start The input

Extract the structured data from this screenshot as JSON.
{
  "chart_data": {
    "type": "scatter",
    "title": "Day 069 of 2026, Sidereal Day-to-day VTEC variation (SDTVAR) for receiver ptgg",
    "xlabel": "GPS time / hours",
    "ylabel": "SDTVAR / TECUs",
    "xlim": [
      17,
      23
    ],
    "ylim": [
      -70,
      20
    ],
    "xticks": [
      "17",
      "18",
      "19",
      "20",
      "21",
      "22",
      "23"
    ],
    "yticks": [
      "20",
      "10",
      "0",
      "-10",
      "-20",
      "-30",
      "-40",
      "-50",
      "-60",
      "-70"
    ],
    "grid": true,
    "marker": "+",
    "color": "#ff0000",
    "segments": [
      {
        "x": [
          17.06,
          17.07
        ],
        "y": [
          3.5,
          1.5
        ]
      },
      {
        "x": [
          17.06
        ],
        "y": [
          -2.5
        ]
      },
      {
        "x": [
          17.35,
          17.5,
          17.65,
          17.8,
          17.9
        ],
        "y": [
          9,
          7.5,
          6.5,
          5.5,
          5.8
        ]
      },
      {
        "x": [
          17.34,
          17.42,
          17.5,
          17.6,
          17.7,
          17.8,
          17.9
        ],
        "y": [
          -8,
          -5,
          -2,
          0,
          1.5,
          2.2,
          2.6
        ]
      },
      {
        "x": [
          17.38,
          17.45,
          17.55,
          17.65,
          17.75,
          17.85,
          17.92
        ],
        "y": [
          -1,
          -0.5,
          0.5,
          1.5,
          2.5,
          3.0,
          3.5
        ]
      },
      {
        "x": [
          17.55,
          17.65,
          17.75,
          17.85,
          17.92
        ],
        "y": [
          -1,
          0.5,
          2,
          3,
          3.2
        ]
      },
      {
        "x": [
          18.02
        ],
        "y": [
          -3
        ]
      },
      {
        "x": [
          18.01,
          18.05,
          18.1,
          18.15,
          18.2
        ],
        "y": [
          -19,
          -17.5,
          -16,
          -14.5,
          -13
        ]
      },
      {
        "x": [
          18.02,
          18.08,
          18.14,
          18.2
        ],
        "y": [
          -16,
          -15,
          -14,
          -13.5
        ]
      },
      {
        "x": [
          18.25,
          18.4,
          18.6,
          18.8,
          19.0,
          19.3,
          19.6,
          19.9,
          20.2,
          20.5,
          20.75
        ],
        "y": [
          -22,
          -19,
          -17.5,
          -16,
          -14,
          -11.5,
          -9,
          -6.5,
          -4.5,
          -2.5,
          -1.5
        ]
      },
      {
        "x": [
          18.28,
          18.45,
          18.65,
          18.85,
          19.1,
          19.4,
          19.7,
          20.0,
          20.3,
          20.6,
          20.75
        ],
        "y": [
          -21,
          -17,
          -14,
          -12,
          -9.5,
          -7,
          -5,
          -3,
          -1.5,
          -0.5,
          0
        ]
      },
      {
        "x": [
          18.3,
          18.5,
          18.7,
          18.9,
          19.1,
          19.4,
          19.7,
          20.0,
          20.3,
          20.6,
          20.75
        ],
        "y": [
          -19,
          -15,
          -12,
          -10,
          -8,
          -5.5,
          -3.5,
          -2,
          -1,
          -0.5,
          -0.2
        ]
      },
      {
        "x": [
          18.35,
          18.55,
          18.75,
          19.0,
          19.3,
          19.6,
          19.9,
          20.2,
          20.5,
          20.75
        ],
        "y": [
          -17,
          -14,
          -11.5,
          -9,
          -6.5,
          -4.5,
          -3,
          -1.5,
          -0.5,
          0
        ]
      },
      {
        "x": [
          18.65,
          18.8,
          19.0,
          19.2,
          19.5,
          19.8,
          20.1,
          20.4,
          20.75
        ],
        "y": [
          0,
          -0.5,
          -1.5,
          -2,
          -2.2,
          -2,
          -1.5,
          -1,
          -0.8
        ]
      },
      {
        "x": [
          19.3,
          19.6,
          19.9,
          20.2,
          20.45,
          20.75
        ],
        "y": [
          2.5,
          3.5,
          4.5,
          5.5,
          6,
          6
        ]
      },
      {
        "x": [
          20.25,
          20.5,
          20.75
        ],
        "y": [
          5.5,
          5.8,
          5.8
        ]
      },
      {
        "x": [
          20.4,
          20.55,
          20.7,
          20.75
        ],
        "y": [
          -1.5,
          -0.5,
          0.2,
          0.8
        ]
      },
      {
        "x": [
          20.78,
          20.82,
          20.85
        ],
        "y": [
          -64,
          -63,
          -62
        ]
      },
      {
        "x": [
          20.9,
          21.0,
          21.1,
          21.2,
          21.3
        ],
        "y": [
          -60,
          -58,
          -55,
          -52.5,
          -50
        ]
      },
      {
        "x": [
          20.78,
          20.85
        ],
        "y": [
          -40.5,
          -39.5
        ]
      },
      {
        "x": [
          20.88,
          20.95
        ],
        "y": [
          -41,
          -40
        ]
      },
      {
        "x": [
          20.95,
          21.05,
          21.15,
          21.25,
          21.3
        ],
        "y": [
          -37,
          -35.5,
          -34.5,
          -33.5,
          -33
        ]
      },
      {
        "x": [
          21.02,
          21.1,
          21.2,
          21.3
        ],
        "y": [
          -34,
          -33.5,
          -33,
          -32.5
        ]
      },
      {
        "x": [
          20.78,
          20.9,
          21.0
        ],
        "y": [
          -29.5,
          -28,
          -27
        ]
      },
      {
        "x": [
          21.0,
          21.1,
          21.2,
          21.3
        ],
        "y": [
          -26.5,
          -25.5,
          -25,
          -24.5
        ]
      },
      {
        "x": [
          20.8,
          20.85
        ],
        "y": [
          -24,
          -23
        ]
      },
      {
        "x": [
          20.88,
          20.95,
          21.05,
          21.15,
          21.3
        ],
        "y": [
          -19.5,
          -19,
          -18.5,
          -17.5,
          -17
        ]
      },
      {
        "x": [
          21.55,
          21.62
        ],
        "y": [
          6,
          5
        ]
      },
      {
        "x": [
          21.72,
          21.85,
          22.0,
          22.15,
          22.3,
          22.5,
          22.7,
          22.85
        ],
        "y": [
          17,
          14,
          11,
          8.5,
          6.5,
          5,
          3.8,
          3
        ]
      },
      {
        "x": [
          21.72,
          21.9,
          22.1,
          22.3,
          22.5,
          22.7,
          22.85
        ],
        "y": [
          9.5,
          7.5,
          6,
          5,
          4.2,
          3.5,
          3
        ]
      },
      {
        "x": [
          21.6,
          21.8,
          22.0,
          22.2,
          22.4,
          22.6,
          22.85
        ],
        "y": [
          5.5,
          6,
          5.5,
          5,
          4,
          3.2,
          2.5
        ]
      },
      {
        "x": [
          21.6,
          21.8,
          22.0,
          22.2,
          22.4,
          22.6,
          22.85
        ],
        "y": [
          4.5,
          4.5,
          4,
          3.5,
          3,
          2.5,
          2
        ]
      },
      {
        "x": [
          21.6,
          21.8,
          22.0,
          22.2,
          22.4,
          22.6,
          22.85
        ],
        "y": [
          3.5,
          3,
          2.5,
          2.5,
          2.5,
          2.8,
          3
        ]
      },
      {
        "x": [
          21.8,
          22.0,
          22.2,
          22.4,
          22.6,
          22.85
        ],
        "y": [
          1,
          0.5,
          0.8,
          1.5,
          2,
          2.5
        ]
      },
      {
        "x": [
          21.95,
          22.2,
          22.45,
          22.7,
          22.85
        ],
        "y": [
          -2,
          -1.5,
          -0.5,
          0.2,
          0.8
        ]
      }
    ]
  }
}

end The input

▸ **What needs to be done**: Search the entries for the word "SDTVAR", then list each line that holds it.

▸ **Task response**:
    "title": "Day 069 of 2026, Sidereal Day-to-day VTEC variation (SDTVAR) for receiver ptgg",
    "ylabel": "SDTVAR / TECUs",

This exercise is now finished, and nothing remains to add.